[Figure contents as structured data]
------------------------------------------------------------

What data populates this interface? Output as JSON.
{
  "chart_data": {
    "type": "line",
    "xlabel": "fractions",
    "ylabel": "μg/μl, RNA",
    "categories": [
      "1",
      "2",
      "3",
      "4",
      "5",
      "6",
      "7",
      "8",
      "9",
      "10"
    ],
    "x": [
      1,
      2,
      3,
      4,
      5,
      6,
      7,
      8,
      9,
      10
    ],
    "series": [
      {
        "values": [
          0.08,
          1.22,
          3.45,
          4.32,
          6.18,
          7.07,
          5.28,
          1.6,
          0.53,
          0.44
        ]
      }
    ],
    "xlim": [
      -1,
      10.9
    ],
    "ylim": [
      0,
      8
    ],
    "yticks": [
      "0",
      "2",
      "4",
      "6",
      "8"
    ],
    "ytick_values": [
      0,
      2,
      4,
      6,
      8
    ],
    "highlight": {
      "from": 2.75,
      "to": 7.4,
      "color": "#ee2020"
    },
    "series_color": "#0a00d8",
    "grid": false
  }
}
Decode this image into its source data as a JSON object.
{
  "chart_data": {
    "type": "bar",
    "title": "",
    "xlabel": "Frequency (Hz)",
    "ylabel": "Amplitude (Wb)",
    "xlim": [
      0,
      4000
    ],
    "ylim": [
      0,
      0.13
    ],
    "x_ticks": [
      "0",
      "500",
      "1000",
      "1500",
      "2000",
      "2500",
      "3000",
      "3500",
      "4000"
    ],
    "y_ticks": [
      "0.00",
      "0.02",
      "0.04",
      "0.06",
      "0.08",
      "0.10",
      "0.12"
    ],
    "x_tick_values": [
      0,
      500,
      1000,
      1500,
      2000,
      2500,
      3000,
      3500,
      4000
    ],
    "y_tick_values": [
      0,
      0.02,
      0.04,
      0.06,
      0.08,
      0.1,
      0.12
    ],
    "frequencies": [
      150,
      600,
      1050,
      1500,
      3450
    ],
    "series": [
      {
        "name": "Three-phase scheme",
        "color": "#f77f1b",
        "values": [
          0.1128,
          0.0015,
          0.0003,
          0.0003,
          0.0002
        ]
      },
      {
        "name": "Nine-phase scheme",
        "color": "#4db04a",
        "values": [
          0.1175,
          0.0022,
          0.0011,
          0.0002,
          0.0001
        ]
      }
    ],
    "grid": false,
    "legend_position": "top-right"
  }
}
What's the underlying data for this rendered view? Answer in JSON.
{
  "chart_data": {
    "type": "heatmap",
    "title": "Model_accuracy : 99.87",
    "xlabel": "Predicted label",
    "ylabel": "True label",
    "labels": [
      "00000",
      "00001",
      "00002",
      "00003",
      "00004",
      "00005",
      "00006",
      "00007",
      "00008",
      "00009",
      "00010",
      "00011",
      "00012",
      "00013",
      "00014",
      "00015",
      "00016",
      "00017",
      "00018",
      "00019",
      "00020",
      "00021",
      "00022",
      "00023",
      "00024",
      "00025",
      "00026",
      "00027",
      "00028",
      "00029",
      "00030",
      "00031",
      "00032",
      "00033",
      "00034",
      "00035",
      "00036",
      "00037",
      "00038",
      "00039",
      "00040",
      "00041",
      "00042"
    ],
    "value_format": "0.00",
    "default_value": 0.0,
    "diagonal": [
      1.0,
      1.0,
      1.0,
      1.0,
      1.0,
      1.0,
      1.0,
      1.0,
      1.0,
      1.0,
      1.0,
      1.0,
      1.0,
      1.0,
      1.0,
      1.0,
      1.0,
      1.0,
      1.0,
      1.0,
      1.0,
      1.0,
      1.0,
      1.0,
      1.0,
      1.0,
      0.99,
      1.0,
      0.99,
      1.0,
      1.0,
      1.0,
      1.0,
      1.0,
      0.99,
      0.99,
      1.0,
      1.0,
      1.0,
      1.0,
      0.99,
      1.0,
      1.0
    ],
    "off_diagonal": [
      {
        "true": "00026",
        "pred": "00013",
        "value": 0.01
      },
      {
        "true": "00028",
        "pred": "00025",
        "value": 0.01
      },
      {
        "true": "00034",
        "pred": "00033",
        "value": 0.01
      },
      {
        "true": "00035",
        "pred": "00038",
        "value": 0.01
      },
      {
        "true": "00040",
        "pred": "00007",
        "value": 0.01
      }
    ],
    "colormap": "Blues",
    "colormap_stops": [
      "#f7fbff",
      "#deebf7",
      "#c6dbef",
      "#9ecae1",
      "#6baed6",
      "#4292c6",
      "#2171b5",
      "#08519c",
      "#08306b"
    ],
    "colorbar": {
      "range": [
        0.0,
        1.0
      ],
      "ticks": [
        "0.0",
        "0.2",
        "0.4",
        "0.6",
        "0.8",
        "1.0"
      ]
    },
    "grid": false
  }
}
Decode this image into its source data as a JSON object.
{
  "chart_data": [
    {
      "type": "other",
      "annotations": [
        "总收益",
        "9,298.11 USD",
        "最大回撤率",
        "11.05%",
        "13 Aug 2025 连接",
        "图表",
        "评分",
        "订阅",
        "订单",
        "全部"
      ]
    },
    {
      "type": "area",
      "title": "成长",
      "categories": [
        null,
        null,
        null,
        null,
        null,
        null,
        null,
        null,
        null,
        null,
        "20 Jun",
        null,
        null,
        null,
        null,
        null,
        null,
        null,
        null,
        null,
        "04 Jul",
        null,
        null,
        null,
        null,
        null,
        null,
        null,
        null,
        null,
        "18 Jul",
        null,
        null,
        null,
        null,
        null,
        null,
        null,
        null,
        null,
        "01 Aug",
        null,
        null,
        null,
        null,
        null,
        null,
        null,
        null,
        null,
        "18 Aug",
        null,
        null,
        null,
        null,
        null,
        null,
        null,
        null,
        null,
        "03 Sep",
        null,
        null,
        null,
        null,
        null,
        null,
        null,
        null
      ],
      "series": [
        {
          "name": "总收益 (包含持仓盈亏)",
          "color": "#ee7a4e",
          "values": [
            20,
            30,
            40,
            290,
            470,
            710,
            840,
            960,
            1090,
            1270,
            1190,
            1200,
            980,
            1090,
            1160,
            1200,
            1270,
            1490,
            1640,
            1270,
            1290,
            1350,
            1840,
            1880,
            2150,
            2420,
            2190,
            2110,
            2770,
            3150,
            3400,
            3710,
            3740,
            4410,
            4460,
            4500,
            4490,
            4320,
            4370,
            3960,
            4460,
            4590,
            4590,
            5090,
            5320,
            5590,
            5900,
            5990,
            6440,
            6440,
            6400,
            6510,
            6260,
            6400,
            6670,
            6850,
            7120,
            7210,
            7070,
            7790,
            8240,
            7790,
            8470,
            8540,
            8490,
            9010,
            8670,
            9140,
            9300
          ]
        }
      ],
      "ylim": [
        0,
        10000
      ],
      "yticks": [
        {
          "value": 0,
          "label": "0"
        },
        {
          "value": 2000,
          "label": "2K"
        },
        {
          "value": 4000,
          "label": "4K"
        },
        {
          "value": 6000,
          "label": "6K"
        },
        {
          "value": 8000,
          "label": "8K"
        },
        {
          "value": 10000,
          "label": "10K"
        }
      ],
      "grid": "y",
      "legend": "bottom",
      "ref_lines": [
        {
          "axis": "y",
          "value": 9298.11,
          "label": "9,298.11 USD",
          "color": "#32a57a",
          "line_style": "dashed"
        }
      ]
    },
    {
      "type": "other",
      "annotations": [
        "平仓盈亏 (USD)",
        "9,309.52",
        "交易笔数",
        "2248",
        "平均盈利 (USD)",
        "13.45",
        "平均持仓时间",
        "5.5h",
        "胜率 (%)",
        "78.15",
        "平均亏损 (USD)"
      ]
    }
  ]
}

------------------------------------------------------------

GIVEN INSTRUCTION: Produce a verbatim transcription of the entries above.

OUTPUT:
What data populates this interface? Output as JSON.
{
  "chart_data": {
    "type": "line",
    "xlabel": "fractions",
    "ylabel": "μg/μl, RNA",
    "categories": [
      "1",
      "2",
      "3",
      "4",
      "5",
      "6",
      "7",
      "8",
      "9",
      "10"
    ],
    "x": [
      1,
      2,
      3,
      4,
      5,
      6,
      7,
      8,
      9,
      10
    ],
    "series": [
      {
        "values": [
          0.08,
          1.22,
          3.45,
          4.32,
          6.18,
          7.07,
          5.28,
          1.6,
          0.53,
          0.44
        ]
      }
    ],
    "xlim": [
      -1,
      10.9
    ],
    "ylim": [
      0,
      8
    ],
    "yticks": [
      "0",
      "2",
      "4",
      "6",
      "8"
    ],
    "ytick_values": [
      0,
      2,
      4,
      6,
      8
    ],
    "highlight": {
      "from": 2.75,
      "to": 7.4,
      "color": "#ee2020"
    },
    "series_color": "#0a00d8",
    "grid": false
  }
}
Decode this image into its source data as a JSON object.
{
  "chart_data": {
    "type": "bar",
    "title": "",
    "xlabel": "Frequency (Hz)",
    "ylabel": "Amplitude (Wb)",
    "xlim": [
      0,
      4000
    ],
    "ylim": [
      0,
      0.13
    ],
    "x_ticks": [
      "0",
      "500",
      "1000",
      "1500",
      "2000",
      "2500",
      "3000",
      "3500",
      "4000"
    ],
    "y_ticks": [
      "0.00",
      "0.02",
      "0.04",
      "0.06",
      "0.08",
      "0.10",
      "0.12"
    ],
    "x_tick_values": [
      0,
      500,
      1000,
      1500,
      2000,
      2500,
      3000,
      3500,
      4000
    ],
    "y_tick_values": [
      0,
      0.02,
      0.04,
      0.06,
      0.08,
      0.1,
      0.12
    ],
    "frequencies": [
      150,
      600,
      1050,
      1500,
      3450
    ],
    "series": [
      {
        "name": "Three-phase scheme",
        "color": "#f77f1b",
        "values": [
          0.1128,
          0.0015,
          0.0003,
          0.0003,
          0.0002
        ]
      },
      {
        "name": "Nine-phase scheme",
        "color": "#4db04a",
        "values": [
          0.1175,
          0.0022,
          0.0011,
          0.0002,
          0.0001
        ]
      }
    ],
    "grid": false,
    "legend_position": "top-right"
  }
}
What's the underlying data for this rendered view? Answer in JSON.
{
  "chart_data": {
    "type": "heatmap",
    "title": "Model_accuracy : 99.87",
    "xlabel": "Predicted label",
    "ylabel": "True label",
    "labels": [
      "00000",
      "00001",
      "00002",
      "00003",
      "00004",
      "00005",
      "00006",
      "00007",
      "00008",
      "00009",
      "00010",
      "00011",
      "00012",
      "00013",
      "00014",
      "00015",
      "00016",
      "00017",
      "00018",
      "00019",
      "00020",
      "00021",
      "00022",
      "00023",
      "00024",
      "00025",
      "00026",
      "00027",
      "00028",
      "00029",
      "00030",
      "00031",
      "00032",
      "00033",
      "00034",
      "00035",
      "00036",
      "00037",
      "00038",
      "00039",
      "00040",
      "00041",
      "00042"
    ],
    "value_format": "0.00",
    "default_value": 0.0,
    "diagonal": [
      1.0,
      1.0,
      1.0,
      1.0,
      1.0,
      1.0,
      1.0,
      1.0,
      1.0,
      1.0,
      1.0,
      1.0,
      1.0,
      1.0,
      1.0,
      1.0,
      1.0,
      1.0,
      1.0,
      1.0,
      1.0,
      1.0,
      1.0,
      1.0,
      1.0,
      1.0,
      0.99,
      1.0,
      0.99,
      1.0,
      1.0,
      1.0,
      1.0,
      1.0,
      0.99,
      0.99,
      1.0,
      1.0,
      1.0,
      1.0,
      0.99,
      1.0,
      1.0
    ],
    "off_diagonal": [
      {
        "true": "00026",
        "pred": "00013",
        "value": 0.01
      },
      {
        "true": "00028",
        "pred": "00025",
        "value": 0.01
      },
      {
        "true": "00034",
        "pred": "00033",
        "value": 0.01
      },
      {
        "true": "00035",
        "pred": "00038",
        "value": 0.01
      },
      {
        "true": "00040",
        "pred": "00007",
        "value": 0.01
      }
    ],
    "colormap": "Blues",
    "colormap_stops": [
      "#f7fbff",
      "#deebf7",
      "#c6dbef",
      "#9ecae1",
      "#6baed6",
      "#4292c6",
      "#2171b5",
      "#08519c",
      "#08306b"
    ],
    "colorbar": {
      "range": [
        0.0,
        1.0
      ],
      "ticks": [
        "0.0",
        "0.2",
        "0.4",
        "0.6",
        "0.8",
        "1.0"
      ]
    },
    "grid": false
  }
}
Decode this image into its source data as a JSON object.
{
  "chart_data": [
    {
      "type": "other",
      "annotations": [
        "总收益",
        "9,298.11 USD",
        "最大回撤率",
        "11.05%",
        "13 Aug 2025 连接",
        "图表",
        "评分",
        "订阅",
        "订单",
        "全部"
      ]
    },
    {
      "type": "area",
      "title": "成长",
      "categories": [
        null,
        null,
        null,
        null,
        null,
        null,
        null,
        null,
        null,
        null,
        "20 Jun",
        null,
        null,
        null,
        null,
        null,
        null,
        null,
        null,
        null,
        "04 Jul",
        null,
        null,
        null,
        null,
        null,
        null,
        null,
        null,
        null,
        "18 Jul",
        null,
        null,
        null,
        null,
        null,
        null,
        null,
        null,
        null,
        "01 Aug",
        null,
        null,
        null,
        null,
        null,
        null,
        null,
        null,
        null,
        "18 Aug",
        null,
        null,
        null,
        null,
        null,
        null,
        null,
        null,
        null,
        "03 Sep",
        null,
        null,
        null,
        null,
        null,
        null,
        null,
        null
      ],
      "series": [
        {
          "name": "总收益 (包含持仓盈亏)",
          "color": "#ee7a4e",
          "values": [
            20,
            30,
            40,
            290,
            470,
            710,
            840,
            960,
            1090,
            1270,
            1190,
            1200,
            980,
            1090,
            1160,
            1200,
            1270,
            1490,
            1640,
            1270,
            1290,
            1350,
            1840,
            1880,
            2150,
            2420,
            2190,
            2110,
            2770,
            3150,
            3400,
            3710,
            3740,
            4410,
            4460,
            4500,
            4490,
            4320,
            4370,
            3960,
            4460,
            4590,
            4590,
            5090,
            5320,
            5590,
            5900,
            5990,
            6440,
            6440,
            6400,
            6510,
            6260,
            6400,
            6670,
            6850,
            7120,
            7210,
            7070,
            7790,
            8240,
            7790,
            8470,
            8540,
            8490,
            9010,
            8670,
            9140,
            9300
          ]
        }
      ],
      "ylim": [
        0,
        10000
      ],
      "yticks": [
        {
          "value": 0,
          "label": "0"
        },
        {
          "value": 2000,
          "label": "2K"
        },
        {
          "value": 4000,
          "label": "4K"
        },
        {
          "value": 6000,
          "label": "6K"
        },
        {
          "value": 8000,
          "label": "8K"
        },
        {
          "value": 10000,
          "label": "10K"
        }
      ],
      "grid": "y",
      "legend": "bottom",
      "ref_lines": [
        {
          "axis": "y",
          "value": 9298.11,
          "label": "9,298.11 USD",
          "color": "#32a57a",
          "line_style": "dashed"
        }
      ]
    },
    {
      "type": "other",
      "annotations": [
        "平仓盈亏 (USD)",
        "9,309.52",
        "交易笔数",
        "2248",
        "平均盈利 (USD)",
        "13.45",
        "平均持仓时间",
        "5.5h",
        "胜率 (%)",
        "78.15",
        "平均亏损 (USD)"
      ]
    }
  ]
}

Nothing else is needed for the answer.